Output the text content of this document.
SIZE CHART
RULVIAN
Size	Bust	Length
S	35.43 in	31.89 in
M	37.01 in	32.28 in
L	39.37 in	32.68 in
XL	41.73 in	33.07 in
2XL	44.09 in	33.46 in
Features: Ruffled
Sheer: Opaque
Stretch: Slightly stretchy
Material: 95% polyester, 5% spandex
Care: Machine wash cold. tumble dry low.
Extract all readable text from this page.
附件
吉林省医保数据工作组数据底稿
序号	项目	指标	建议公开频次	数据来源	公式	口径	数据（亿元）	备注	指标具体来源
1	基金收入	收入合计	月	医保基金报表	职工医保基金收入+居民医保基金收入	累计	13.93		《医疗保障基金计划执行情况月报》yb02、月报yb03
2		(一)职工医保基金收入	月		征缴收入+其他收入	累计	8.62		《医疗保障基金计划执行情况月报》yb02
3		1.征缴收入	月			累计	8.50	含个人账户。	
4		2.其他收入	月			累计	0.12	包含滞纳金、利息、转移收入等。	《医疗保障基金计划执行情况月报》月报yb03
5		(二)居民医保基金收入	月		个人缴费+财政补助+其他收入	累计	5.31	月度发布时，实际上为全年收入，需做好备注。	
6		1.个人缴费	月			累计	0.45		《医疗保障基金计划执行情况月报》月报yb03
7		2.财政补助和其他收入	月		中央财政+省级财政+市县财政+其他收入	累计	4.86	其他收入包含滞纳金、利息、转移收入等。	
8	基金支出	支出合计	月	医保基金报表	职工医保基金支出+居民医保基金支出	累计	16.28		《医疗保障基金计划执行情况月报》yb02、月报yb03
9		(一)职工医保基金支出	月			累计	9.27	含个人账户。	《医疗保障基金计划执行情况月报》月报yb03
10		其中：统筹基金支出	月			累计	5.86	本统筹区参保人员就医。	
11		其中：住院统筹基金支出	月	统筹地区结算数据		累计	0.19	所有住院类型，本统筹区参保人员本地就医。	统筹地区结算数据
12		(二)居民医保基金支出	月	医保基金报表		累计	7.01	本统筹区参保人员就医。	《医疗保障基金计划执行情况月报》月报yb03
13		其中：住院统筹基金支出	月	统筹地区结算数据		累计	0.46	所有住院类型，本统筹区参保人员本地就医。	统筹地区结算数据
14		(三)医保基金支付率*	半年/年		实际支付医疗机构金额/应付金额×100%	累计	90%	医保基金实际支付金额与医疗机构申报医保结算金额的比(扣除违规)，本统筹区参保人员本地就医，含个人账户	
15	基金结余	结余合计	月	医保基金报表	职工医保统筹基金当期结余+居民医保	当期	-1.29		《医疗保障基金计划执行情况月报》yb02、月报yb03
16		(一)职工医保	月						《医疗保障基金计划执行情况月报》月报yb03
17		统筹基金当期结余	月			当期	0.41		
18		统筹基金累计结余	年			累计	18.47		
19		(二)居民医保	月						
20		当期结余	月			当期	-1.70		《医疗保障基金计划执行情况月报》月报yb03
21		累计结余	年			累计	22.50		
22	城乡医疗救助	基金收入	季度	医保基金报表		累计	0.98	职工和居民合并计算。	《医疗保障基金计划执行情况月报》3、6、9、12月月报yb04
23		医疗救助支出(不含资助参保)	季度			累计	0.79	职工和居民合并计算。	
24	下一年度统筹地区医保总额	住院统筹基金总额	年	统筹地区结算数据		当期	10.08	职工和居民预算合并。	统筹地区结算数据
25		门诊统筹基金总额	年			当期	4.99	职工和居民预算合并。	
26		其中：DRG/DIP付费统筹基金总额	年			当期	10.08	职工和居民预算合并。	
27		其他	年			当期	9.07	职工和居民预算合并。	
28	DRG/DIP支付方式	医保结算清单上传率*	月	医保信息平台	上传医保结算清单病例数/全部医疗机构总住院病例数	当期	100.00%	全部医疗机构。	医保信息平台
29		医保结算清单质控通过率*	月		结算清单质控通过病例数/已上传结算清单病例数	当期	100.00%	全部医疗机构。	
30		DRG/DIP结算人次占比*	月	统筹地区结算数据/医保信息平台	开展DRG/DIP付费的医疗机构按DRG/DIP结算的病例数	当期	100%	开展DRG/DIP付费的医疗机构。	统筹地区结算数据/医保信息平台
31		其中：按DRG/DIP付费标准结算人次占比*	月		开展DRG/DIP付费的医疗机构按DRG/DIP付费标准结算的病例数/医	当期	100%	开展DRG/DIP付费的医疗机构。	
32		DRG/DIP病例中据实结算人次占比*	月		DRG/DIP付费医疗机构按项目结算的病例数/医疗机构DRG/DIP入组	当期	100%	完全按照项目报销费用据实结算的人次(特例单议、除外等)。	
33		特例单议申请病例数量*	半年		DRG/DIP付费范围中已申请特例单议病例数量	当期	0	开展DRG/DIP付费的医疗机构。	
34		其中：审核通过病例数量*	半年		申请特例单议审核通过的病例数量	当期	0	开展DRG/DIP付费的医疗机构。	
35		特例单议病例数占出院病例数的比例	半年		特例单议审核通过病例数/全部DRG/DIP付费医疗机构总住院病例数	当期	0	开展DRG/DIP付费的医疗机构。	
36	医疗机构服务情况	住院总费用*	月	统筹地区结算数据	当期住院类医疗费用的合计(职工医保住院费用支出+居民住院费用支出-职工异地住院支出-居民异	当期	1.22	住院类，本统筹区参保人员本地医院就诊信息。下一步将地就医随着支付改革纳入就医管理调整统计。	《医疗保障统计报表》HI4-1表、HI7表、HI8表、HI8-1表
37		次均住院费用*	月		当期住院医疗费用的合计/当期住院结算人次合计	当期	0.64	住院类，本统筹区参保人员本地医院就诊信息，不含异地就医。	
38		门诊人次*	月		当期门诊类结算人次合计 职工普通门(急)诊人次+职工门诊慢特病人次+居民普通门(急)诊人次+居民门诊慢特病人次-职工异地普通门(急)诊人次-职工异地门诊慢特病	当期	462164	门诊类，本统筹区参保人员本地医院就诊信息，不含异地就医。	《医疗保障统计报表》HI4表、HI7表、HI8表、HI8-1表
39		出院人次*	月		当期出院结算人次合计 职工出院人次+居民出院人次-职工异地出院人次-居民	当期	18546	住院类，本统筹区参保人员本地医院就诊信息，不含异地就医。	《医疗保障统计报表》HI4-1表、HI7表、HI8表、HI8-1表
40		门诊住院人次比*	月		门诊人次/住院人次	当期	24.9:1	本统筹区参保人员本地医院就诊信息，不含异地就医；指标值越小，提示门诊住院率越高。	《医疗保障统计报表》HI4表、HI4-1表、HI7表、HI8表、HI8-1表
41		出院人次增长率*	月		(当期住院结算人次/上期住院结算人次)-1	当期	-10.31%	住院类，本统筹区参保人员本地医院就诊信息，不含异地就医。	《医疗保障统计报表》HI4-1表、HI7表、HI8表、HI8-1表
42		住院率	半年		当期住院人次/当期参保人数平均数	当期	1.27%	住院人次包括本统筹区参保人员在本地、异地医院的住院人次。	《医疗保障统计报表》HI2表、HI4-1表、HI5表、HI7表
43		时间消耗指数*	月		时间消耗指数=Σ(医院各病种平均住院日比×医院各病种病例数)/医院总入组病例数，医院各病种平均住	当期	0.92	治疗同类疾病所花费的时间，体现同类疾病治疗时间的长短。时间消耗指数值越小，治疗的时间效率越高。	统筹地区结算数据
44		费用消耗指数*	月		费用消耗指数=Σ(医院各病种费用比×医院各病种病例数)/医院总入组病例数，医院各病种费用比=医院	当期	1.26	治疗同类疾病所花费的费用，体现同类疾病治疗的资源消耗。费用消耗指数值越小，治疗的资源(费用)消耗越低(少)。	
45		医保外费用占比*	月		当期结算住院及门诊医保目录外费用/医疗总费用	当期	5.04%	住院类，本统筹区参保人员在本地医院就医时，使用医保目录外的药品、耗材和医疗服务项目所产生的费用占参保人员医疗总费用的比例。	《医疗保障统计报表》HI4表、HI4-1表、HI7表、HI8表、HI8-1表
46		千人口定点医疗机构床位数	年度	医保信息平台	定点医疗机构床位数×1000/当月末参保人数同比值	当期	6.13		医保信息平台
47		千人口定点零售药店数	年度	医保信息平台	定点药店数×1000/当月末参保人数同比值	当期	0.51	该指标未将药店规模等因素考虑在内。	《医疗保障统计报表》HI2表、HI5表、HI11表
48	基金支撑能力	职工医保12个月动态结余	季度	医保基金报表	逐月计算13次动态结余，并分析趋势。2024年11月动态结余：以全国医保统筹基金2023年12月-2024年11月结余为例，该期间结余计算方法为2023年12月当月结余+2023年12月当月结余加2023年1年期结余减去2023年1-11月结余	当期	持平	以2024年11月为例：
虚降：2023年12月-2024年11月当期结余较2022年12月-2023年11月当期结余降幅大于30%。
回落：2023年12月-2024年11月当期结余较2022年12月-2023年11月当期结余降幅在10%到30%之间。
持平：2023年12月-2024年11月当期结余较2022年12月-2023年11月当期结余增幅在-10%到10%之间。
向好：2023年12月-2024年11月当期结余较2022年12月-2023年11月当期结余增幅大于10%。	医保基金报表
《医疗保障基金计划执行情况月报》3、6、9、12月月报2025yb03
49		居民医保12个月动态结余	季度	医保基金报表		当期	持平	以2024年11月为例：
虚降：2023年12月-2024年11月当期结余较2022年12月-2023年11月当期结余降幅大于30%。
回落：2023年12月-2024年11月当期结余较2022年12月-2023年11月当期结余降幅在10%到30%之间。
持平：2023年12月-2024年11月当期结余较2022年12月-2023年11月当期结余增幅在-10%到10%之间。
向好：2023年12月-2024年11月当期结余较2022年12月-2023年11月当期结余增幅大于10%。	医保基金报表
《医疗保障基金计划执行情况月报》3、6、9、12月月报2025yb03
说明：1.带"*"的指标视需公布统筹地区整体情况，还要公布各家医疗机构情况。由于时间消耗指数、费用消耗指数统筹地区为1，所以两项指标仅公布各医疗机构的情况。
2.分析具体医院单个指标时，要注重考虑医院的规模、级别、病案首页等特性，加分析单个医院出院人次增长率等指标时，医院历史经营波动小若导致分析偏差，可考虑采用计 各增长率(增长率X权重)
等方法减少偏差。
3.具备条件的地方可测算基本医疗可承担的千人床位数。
- - - - -
_Work to complete_. Locate the word "其他收入" in the entries, and copy every line where it is found.

_Complete answer_.
2		(一)职工医保基金收入	月		征缴收入+其他收入	累计	8.62		《医疗保障基金计划执行情况月报》yb02
4		2.其他收入	月			累计	0.12	包含滞纳金、利息、转移收入等。	《医疗保障基金计划执行情况月报》月报yb03
5		(二)居民医保基金收入	月		个人缴费+财政补助+其他收入	累计	5.31	月度发布时，实际上为全年收入，需做好备注。	
7		2.财政补助和其他收入	月		中央财政+省级财政+市县财政+其他收入	累计	4.86	其他收入包含滞纳金、利息、转移收入等。	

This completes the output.